• [PROBLEM]:
Copy out all the lines in the records that include the word "ayudar".

(Data records)

╭──

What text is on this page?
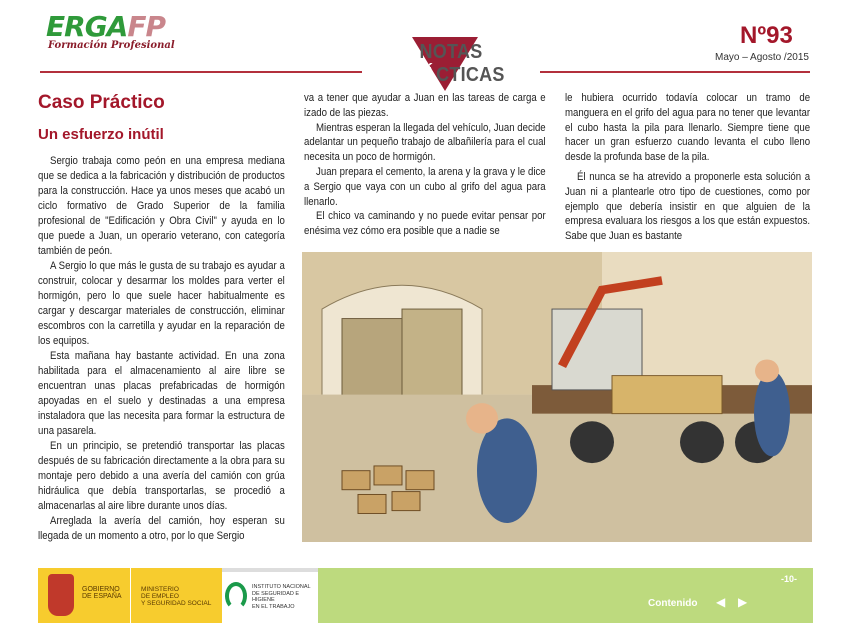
ERGAFP
Formación Profesional	NOTAS PRÁCTICAS
Nº93
Mayo – Agosto /2015
Caso Práctico
Un esfuerzo inútil

Sergio trabaja como peón en una empresa mediana que se dedica a la fabricación y distribución de productos para la construcción. Hace ya unos meses que acabó un ciclo formativo de Grado Superior de la familia profesional de "Edificación y Obra Civil" y ayuda en lo que puede a Juan, un operario veterano, con categoría también de peón.

A Sergio lo que más le gusta de su trabajo es ayudar a construir, colocar y desarmar los moldes para verter el hormigón, pero lo que suele hacer habitualmente es cargar y descargar materiales de construcción, eliminar escombros con la carretilla y ayudar en la reparación de los equipos.

Esta mañana hay bastante actividad. En una zona habilitada para el almacenamiento al aire libre se encuentran unas placas prefabricadas de hormigón apoyadas en el suelo y destinadas a una empresa instaladora que las necesita para formar la estructura de una pasarela.

En un principio, se pretendió transportar las placas después de su fabricación directamente a la obra para su montaje pero debido a una avería del camión con grúa hidráulica que debía transportarlas, se procedió a almacenarlas al aire libre durante unos días.

Arreglada la avería del camión, hoy esperan su llegada de un momento a otro, por lo que Sergio

va a tener que ayudar a Juan en las tareas de carga e izado de las piezas.

Mientras esperan la llegada del vehículo, Juan decide adelantar un pequeño trabajo de albañilería para el cual necesita un poco de hormigón.

Juan prepara el cemento, la arena y la grava y le dice a Sergio que vaya con un cubo al grifo del agua para llenarlo.

El chico va caminando y no puede evitar pensar por enésima vez cómo era posible que a nadie se

le hubiera ocurrido todavía colocar un tramo de manguera en el grifo del agua para no tener que levantar el cubo hasta la pila para llenarlo. Siempre tiene que hacer un gran esfuerzo cuando levanta el cubo lleno desde la profunda base de la pila.

Él nunca se ha atrevido a proponerle esta solución a Juan ni a plantearle otro tipo de cuestiones, como por ejemplo que debería insistir en que alguien de la empresa evaluara los riesgos a los que están expuestos. Sabe que Juan es bastante

GOBIERNO
DE ESPAÑA
MINISTERIO
DE EMPLEO
Y SEGURIDAD SOCIAL
INSTITUTO NACIONAL
DE SEGURIDAD E HIGIENE
EN EL TRABAJO
-10-
Contenido ◀ ▶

╰──

• [TASK OUTPUT]:
A Sergio lo que más le gusta de su trabajo es ayudar a construir, colocar y desarmar los moldes para verter el hormigón, pero lo que suele hacer habitualmente es cargar y descargar materiales de construcción, eliminar escombros con la carretilla y ayudar en la reparación de los equipos.
va a tener que ayudar a Juan en las tareas de carga e izado de las piezas.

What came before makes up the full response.